** WRITTEN PROBLEM **
Where a line holds "Output", copy it.

>> Begin RECORDS PROVIDED

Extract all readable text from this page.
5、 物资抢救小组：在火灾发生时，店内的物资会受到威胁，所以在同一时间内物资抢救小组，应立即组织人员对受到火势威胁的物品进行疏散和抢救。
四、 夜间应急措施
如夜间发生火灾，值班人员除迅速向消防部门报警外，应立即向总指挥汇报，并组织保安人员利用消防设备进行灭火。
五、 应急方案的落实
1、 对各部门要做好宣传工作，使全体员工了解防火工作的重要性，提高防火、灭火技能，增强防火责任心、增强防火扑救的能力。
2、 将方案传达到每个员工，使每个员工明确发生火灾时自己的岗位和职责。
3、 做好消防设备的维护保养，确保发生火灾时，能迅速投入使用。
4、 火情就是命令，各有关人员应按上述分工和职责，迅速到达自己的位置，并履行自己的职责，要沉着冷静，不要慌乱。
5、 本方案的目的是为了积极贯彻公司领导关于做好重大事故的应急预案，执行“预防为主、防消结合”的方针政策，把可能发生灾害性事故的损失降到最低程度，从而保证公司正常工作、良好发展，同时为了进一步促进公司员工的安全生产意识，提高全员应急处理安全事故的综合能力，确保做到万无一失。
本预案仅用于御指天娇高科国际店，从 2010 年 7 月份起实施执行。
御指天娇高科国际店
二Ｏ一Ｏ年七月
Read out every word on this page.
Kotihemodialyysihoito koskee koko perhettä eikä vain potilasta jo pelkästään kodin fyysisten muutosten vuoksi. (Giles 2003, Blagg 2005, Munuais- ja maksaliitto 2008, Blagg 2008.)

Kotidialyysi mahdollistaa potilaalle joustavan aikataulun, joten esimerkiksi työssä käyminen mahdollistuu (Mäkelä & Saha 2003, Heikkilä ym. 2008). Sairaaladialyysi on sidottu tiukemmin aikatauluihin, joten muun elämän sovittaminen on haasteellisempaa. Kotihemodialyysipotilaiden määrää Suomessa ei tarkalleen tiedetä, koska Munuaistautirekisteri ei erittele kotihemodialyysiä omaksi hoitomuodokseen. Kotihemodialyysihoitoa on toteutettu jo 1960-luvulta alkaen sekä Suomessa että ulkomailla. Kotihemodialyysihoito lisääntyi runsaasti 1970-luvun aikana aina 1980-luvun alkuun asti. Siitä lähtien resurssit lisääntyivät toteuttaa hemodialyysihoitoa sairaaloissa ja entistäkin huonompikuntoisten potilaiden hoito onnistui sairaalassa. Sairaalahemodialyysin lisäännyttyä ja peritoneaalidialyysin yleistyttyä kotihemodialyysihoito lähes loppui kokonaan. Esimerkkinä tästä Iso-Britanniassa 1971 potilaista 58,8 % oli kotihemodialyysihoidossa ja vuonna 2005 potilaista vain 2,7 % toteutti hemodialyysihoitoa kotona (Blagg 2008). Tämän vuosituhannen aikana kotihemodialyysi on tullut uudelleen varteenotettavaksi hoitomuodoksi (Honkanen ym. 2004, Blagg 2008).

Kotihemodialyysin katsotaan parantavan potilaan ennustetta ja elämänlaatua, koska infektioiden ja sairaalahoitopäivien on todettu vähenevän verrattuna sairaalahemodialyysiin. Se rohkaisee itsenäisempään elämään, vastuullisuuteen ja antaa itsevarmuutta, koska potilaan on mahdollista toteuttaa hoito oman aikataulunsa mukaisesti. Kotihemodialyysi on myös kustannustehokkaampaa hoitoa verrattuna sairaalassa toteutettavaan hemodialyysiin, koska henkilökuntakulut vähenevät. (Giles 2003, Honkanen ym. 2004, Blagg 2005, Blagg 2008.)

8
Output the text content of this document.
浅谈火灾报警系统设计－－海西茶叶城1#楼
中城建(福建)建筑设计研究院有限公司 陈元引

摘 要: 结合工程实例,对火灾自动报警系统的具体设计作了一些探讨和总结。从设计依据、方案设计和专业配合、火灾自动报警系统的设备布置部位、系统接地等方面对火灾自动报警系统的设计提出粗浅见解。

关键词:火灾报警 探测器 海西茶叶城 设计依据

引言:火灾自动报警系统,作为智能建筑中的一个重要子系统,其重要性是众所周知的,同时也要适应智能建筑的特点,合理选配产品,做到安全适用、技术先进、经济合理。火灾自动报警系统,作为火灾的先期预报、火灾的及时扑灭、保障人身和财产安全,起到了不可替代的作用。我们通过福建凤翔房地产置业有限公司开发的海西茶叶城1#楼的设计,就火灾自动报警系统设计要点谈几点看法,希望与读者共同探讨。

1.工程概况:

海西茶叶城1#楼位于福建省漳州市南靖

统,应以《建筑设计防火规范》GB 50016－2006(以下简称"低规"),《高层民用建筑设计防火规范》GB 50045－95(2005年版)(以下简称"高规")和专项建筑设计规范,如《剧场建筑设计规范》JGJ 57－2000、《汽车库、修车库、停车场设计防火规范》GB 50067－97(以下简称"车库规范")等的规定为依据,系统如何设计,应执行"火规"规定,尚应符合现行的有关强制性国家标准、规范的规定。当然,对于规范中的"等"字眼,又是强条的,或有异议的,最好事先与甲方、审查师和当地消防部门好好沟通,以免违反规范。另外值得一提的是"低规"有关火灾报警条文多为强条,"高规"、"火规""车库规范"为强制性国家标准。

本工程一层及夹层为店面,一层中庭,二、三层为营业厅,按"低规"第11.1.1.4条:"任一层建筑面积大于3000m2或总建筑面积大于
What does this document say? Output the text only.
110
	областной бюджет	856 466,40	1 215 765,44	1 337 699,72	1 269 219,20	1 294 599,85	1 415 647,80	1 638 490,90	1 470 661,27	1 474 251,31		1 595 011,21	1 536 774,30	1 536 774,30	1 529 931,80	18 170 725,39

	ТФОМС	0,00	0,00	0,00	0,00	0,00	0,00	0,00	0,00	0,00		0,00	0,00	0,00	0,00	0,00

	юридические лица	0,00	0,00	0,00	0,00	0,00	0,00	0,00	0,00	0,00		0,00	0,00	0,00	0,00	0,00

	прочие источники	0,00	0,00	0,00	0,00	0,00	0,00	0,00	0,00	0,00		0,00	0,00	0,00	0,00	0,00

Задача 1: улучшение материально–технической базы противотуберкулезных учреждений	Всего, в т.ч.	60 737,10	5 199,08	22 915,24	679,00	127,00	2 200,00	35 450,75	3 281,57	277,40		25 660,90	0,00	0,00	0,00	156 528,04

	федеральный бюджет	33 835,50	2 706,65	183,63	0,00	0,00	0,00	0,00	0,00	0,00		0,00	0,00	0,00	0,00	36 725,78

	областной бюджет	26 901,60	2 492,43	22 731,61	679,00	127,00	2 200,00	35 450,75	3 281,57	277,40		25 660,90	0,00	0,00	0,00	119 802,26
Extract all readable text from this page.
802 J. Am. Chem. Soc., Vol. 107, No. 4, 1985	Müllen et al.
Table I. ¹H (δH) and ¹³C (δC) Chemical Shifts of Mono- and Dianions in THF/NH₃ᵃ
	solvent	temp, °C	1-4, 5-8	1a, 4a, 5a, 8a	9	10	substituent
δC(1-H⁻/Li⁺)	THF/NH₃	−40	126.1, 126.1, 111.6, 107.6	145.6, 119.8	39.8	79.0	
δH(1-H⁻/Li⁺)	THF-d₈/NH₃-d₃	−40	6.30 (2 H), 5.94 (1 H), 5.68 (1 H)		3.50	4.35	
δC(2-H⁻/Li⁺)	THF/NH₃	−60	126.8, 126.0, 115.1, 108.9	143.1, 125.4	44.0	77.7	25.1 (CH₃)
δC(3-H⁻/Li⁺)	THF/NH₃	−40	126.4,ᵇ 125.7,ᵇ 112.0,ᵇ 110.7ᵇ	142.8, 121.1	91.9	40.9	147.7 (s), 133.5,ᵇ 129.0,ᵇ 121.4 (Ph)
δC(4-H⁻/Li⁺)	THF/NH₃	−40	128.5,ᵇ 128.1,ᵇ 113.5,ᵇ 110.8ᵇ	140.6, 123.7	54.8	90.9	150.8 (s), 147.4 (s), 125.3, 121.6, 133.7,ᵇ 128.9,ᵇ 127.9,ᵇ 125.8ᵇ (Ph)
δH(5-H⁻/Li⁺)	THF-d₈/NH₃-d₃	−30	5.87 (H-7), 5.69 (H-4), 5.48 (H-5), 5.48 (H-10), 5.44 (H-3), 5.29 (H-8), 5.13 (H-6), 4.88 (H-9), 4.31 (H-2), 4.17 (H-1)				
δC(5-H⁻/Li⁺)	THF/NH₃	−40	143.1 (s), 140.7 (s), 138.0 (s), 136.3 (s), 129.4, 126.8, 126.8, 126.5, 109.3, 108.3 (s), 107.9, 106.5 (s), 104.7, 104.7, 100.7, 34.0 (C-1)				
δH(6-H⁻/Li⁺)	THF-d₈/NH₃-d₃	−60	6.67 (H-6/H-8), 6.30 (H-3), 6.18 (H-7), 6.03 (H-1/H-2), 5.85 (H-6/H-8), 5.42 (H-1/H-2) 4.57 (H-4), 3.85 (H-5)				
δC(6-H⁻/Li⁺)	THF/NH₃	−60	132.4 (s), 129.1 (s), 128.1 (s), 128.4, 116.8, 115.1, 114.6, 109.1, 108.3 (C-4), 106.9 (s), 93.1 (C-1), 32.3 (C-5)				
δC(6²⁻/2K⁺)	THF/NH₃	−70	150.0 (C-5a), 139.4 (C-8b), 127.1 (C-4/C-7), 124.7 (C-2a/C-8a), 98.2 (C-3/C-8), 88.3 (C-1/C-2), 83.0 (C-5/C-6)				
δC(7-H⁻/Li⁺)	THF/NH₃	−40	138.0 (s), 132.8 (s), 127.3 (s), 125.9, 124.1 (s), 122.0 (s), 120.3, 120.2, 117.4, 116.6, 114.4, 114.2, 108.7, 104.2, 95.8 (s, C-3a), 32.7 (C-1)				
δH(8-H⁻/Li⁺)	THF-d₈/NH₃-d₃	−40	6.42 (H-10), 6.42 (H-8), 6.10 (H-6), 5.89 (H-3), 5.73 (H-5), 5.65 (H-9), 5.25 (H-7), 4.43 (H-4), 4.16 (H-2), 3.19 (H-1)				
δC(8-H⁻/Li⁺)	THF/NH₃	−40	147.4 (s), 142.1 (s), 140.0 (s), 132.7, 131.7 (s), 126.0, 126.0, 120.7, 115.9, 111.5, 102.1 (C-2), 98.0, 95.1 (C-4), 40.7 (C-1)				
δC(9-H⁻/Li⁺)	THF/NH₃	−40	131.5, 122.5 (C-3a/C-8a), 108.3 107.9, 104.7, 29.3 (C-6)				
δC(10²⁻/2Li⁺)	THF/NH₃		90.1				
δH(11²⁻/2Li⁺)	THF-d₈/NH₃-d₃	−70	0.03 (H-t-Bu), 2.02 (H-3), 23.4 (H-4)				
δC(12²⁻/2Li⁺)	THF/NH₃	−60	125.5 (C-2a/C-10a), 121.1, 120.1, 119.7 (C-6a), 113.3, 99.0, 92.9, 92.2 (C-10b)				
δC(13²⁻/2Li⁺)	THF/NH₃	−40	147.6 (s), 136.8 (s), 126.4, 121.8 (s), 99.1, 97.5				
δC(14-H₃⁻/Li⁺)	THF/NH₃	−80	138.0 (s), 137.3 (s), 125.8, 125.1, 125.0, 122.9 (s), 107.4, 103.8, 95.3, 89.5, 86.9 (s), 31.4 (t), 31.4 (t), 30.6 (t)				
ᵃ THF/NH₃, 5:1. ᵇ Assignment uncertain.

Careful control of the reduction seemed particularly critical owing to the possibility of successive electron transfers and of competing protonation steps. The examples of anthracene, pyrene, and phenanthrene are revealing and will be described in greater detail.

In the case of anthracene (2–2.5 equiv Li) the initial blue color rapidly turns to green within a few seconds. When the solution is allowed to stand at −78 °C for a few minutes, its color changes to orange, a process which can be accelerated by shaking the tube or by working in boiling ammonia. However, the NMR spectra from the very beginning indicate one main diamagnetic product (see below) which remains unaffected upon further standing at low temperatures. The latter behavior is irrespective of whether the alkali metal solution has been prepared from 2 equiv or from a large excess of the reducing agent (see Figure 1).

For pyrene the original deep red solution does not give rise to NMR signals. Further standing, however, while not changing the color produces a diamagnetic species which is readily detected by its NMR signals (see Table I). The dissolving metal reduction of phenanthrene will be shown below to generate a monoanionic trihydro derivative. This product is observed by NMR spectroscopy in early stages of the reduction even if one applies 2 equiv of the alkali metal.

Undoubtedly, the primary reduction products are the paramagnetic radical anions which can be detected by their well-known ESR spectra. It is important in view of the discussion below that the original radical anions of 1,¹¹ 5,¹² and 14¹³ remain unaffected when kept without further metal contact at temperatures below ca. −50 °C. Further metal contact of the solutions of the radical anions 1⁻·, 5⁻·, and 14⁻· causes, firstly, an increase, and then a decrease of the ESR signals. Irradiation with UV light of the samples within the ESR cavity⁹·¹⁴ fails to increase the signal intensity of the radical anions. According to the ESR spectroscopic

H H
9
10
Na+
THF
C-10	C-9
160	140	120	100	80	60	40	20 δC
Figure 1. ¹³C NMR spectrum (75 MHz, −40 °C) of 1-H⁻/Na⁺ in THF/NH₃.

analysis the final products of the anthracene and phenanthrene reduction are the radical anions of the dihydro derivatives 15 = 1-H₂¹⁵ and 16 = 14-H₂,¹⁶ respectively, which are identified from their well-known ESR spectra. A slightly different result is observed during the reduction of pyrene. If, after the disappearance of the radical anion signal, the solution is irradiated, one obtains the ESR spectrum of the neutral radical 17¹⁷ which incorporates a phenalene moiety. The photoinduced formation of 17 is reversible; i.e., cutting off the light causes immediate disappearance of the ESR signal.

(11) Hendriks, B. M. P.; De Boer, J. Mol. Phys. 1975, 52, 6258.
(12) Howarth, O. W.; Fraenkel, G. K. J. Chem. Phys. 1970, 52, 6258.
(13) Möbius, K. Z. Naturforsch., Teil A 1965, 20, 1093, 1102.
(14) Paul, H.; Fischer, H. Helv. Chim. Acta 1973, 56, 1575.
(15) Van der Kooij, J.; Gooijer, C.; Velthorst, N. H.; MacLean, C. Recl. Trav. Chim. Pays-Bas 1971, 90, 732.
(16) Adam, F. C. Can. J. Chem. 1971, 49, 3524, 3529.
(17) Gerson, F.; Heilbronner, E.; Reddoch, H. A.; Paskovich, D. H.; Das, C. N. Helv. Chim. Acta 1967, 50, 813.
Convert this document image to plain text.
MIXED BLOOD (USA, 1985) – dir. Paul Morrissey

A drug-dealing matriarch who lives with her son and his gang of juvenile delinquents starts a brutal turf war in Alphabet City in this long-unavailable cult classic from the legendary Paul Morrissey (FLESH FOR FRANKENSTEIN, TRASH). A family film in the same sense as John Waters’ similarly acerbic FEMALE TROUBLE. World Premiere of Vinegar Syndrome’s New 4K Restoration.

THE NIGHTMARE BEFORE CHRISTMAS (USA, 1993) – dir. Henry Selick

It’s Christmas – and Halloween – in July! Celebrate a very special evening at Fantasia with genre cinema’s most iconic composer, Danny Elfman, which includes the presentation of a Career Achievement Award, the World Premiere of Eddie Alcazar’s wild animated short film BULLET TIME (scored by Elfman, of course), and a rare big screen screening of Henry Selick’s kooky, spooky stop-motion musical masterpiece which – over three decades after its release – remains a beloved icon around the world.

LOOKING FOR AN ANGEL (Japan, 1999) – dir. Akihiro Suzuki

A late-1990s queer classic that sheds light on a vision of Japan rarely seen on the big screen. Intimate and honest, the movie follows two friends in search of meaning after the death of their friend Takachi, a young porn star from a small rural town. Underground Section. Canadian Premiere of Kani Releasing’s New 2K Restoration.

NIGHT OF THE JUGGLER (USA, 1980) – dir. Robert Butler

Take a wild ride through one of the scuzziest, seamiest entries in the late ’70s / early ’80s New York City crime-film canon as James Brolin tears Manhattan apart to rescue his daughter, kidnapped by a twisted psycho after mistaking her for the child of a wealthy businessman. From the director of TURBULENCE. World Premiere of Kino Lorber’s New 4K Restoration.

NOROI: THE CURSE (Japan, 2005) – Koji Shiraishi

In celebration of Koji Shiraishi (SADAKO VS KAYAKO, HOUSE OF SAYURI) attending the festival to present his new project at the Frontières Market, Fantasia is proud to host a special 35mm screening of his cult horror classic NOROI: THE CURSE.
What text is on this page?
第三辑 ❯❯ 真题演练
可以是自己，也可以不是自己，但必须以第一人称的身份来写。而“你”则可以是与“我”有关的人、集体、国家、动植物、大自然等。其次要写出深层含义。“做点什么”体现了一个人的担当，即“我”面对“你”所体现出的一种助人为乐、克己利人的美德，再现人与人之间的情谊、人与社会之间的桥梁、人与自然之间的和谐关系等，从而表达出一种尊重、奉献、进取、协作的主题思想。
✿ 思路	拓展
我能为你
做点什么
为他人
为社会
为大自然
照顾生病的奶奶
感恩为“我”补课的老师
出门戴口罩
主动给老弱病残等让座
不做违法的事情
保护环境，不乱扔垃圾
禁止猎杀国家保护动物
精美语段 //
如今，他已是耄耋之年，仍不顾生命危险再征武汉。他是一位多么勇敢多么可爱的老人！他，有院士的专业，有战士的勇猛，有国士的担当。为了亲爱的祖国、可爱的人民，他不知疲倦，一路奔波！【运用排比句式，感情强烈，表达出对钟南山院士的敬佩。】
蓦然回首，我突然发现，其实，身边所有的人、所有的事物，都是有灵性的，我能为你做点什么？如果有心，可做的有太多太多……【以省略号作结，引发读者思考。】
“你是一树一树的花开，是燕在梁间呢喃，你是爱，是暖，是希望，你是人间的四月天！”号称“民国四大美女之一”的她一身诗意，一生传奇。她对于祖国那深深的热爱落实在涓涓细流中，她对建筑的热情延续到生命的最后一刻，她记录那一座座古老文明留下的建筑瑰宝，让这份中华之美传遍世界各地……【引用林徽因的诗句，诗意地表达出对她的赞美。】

>> End RECORDS PROVIDED

** FULL RESPONSE **
Output the text content of this document.
What does this document say? Output the text only.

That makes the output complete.